■ **Exercise goal**
For every line in the data below that contains "name", copy the line.

■ **Data excerpts**
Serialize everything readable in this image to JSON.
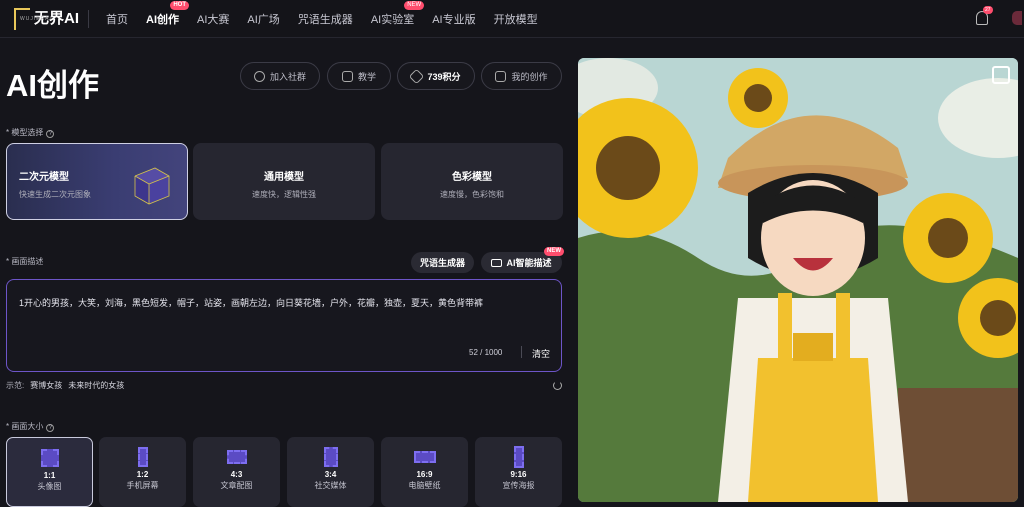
{
  "brand": {
    "name": "无界AI",
    "tagline": "WUJIERAI"
  },
  "nav": {
    "items": [
      {
        "label": "首页",
        "active": false
      },
      {
        "label": "AI创作",
        "active": true,
        "badge": "HOT"
      },
      {
        "label": "AI大赛",
        "active": false
      },
      {
        "label": "AI广场",
        "active": false
      },
      {
        "label": "咒语生成器",
        "active": false
      },
      {
        "label": "AI实验室",
        "active": false,
        "badge": "NEW"
      },
      {
        "label": "AI专业版",
        "active": false
      },
      {
        "label": "开放模型",
        "active": false
      }
    ],
    "notifications": "27"
  },
  "page": {
    "title": "AI创作",
    "actions": [
      {
        "label": "加入社群",
        "icon": "chat-icon"
      },
      {
        "label": "教学",
        "icon": "book-icon"
      },
      {
        "label": "739积分",
        "icon": "points-icon"
      },
      {
        "label": "我的创作",
        "icon": "folder-icon"
      }
    ]
  },
  "model": {
    "label": "模型选择",
    "cards": [
      {
        "title": "二次元模型",
        "sub": "快速生成二次元图象",
        "selected": true
      },
      {
        "title": "通用模型",
        "sub": "速度快，逻辑性强",
        "selected": false
      },
      {
        "title": "色彩模型",
        "sub": "速度慢，色彩饱和",
        "selected": false
      }
    ]
  },
  "prompt": {
    "label": "画面描述",
    "spell_btn": "咒语生成器",
    "ai_btn": "AI智能描述",
    "ai_badge": "NEW",
    "text": "1开心的男孩，大笑，刘海，黑色短发，帽子，站姿，画朝左边，向日葵花墙，户外，花瓣，独壶，夏天，黄色背带裤",
    "count": "52 / 1000",
    "clear": "清空"
  },
  "examples": {
    "label": "示范:",
    "items": [
      "赛博女孩",
      "未来时代的女孩"
    ]
  },
  "size": {
    "label": "画面大小",
    "options": [
      {
        "ratio": "1:1",
        "name": "头像图",
        "selected": true
      },
      {
        "ratio": "1:2",
        "name": "手机屏幕",
        "selected": false
      },
      {
        "ratio": "4:3",
        "name": "文章配图",
        "selected": false
      },
      {
        "ratio": "3:4",
        "name": "社交媒体",
        "selected": false
      },
      {
        "ratio": "16:9",
        "name": "电脑壁纸",
        "selected": false
      },
      {
        "ratio": "9:16",
        "name": "宣传海报",
        "selected": false
      }
    ]
  },
  "colors": {
    "accent": "#6d55c8",
    "hot": "#ff4d6d",
    "bg": "#15151b"
  }
}
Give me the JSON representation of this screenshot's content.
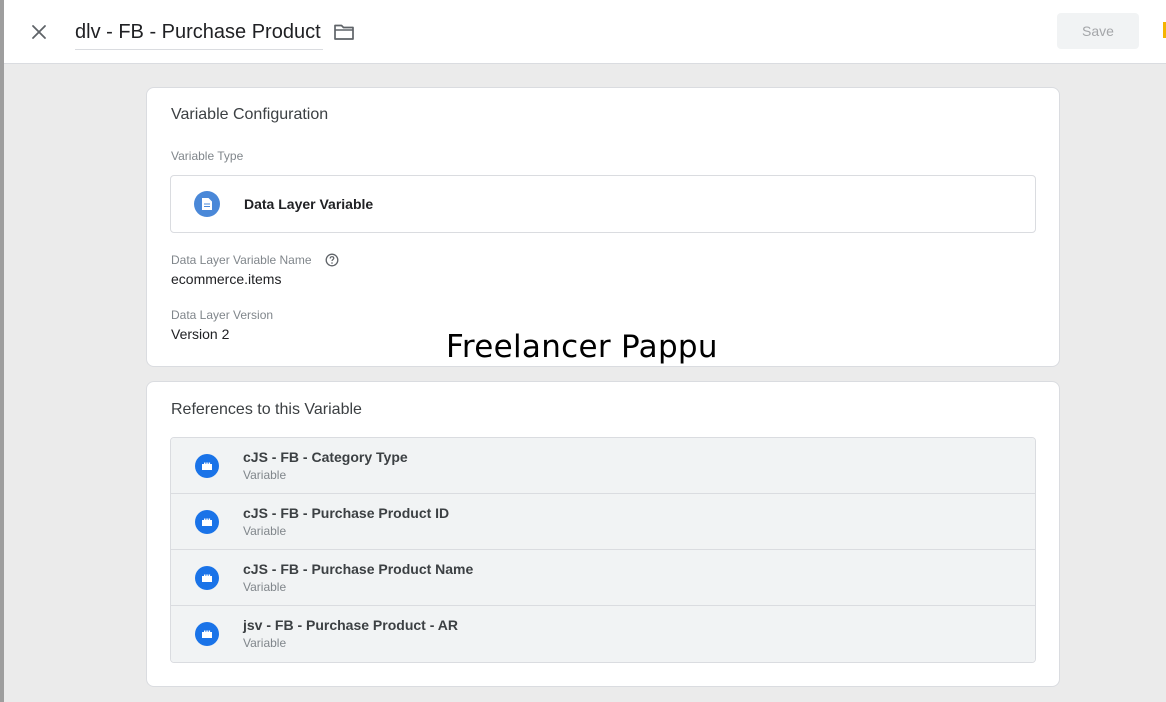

■ **Output for this task**
    "name": "无界AI",
        "name": "头像图",
        "name": "手机屏幕",
        "name": "文章配图",
        "name": "社交媒体",
        "name": "电脑壁纸",
        "name": "宣传海报",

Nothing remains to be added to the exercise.